• What you are asked to do: All of the entries need to be written out again, exactly as they are.

• Data provided:

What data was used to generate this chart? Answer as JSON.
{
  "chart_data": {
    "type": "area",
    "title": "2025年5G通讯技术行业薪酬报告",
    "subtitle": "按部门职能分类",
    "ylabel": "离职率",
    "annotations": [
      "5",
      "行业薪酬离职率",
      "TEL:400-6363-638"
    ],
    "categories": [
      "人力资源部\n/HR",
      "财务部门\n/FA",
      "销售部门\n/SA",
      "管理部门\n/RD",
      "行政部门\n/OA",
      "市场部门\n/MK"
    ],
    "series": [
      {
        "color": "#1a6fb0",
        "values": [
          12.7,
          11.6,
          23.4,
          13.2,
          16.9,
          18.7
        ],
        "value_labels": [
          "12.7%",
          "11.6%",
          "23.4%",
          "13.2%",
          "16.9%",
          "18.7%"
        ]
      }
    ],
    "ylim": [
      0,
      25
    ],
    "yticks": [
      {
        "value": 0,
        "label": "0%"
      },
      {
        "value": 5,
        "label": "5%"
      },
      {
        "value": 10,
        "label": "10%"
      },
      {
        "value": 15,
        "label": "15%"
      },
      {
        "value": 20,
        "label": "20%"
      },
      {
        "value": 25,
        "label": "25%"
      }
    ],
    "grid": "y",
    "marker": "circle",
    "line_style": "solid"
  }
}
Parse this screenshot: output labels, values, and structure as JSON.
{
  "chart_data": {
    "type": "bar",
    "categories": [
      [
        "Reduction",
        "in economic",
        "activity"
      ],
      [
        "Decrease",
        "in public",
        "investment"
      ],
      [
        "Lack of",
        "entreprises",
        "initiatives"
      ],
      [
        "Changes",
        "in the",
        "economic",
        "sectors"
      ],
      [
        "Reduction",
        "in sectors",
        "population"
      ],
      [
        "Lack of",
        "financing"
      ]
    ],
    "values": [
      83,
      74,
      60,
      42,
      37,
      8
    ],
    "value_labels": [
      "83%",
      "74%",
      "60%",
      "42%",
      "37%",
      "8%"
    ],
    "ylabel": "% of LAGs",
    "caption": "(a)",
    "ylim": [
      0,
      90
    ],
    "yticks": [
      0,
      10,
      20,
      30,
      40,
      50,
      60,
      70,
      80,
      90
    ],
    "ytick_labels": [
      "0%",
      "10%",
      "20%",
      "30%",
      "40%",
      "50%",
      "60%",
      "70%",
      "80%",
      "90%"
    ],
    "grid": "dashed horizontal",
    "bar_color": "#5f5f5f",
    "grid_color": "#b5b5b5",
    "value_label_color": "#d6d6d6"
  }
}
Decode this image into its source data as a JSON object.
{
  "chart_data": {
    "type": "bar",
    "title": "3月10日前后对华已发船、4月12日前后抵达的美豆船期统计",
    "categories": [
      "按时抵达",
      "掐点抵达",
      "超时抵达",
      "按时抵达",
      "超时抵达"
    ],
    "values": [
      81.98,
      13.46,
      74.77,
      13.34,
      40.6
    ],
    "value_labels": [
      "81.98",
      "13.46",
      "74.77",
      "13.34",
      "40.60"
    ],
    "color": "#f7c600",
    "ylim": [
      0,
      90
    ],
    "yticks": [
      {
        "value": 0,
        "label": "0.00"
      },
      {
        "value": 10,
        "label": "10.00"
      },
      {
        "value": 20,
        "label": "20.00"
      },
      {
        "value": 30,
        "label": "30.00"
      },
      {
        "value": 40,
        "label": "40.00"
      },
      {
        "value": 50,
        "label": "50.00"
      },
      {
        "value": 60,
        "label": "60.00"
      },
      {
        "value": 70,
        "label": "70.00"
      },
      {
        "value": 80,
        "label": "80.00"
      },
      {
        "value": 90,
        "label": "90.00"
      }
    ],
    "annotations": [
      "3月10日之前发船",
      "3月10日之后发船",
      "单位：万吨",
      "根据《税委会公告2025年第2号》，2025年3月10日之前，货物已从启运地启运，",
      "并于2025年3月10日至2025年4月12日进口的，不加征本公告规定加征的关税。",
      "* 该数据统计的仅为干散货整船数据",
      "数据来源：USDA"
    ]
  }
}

• Written solution:
What data was used to generate this chart? Answer as JSON.
{
  "chart_data": {
    "type": "area",
    "title": "2025年5G通讯技术行业薪酬报告",
    "subtitle": "按部门职能分类",
    "ylabel": "离职率",
    "annotations": [
      "5",
      "行业薪酬离职率",
      "TEL:400-6363-638"
    ],
    "categories": [
      "人力资源部\n/HR",
      "财务部门\n/FA",
      "销售部门\n/SA",
      "管理部门\n/RD",
      "行政部门\n/OA",
      "市场部门\n/MK"
    ],
    "series": [
      {
        "color": "#1a6fb0",
        "values": [
          12.7,
          11.6,
          23.4,
          13.2,
          16.9,
          18.7
        ],
        "value_labels": [
          "12.7%",
          "11.6%",
          "23.4%",
          "13.2%",
          "16.9%",
          "18.7%"
        ]
      }
    ],
    "ylim": [
      0,
      25
    ],
    "yticks": [
      {
        "value": 0,
        "label": "0%"
      },
      {
        "value": 5,
        "label": "5%"
      },
      {
        "value": 10,
        "label": "10%"
      },
      {
        "value": 15,
        "label": "15%"
      },
      {
        "value": 20,
        "label": "20%"
      },
      {
        "value": 25,
        "label": "25%"
      }
    ],
    "grid": "y",
    "marker": "circle",
    "line_style": "solid"
  }
}
Parse this screenshot: output labels, values, and structure as JSON.
{
  "chart_data": {
    "type": "bar",
    "categories": [
      [
        "Reduction",
        "in economic",
        "activity"
      ],
      [
        "Decrease",
        "in public",
        "investment"
      ],
      [
        "Lack of",
        "entreprises",
        "initiatives"
      ],
      [
        "Changes",
        "in the",
        "economic",
        "sectors"
      ],
      [
        "Reduction",
        "in sectors",
        "population"
      ],
      [
        "Lack of",
        "financing"
      ]
    ],
    "values": [
      83,
      74,
      60,
      42,
      37,
      8
    ],
    "value_labels": [
      "83%",
      "74%",
      "60%",
      "42%",
      "37%",
      "8%"
    ],
    "ylabel": "% of LAGs",
    "caption": "(a)",
    "ylim": [
      0,
      90
    ],
    "yticks": [
      0,
      10,
      20,
      30,
      40,
      50,
      60,
      70,
      80,
      90
    ],
    "ytick_labels": [
      "0%",
      "10%",
      "20%",
      "30%",
      "40%",
      "50%",
      "60%",
      "70%",
      "80%",
      "90%"
    ],
    "grid": "dashed horizontal",
    "bar_color": "#5f5f5f",
    "grid_color": "#b5b5b5",
    "value_label_color": "#d6d6d6"
  }
}
Decode this image into its source data as a JSON object.
{
  "chart_data": {
    "type": "bar",
    "title": "3月10日前后对华已发船、4月12日前后抵达的美豆船期统计",
    "categories": [
      "按时抵达",
      "掐点抵达",
      "超时抵达",
      "按时抵达",
      "超时抵达"
    ],
    "values": [
      81.98,
      13.46,
      74.77,
      13.34,
      40.6
    ],
    "value_labels": [
      "81.98",
      "13.46",
      "74.77",
      "13.34",
      "40.60"
    ],
    "color": "#f7c600",
    "ylim": [
      0,
      90
    ],
    "yticks": [
      {
        "value": 0,
        "label": "0.00"
      },
      {
        "value": 10,
        "label": "10.00"
      },
      {
        "value": 20,
        "label": "20.00"
      },
      {
        "value": 30,
        "label": "30.00"
      },
      {
        "value": 40,
        "label": "40.00"
      },
      {
        "value": 50,
        "label": "50.00"
      },
      {
        "value": 60,
        "label": "60.00"
      },
      {
        "value": 70,
        "label": "70.00"
      },
      {
        "value": 80,
        "label": "80.00"
      },
      {
        "value": 90,
        "label": "90.00"
      }
    ],
    "annotations": [
      "3月10日之前发船",
      "3月10日之后发船",
      "单位：万吨",
      "根据《税委会公告2025年第2号》，2025年3月10日之前，货物已从启运地启运，",
      "并于2025年3月10日至2025年4月12日进口的，不加征本公告规定加征的关税。",
      "* 该数据统计的仅为干散货整船数据",
      "数据来源：USDA"
    ]
  }
}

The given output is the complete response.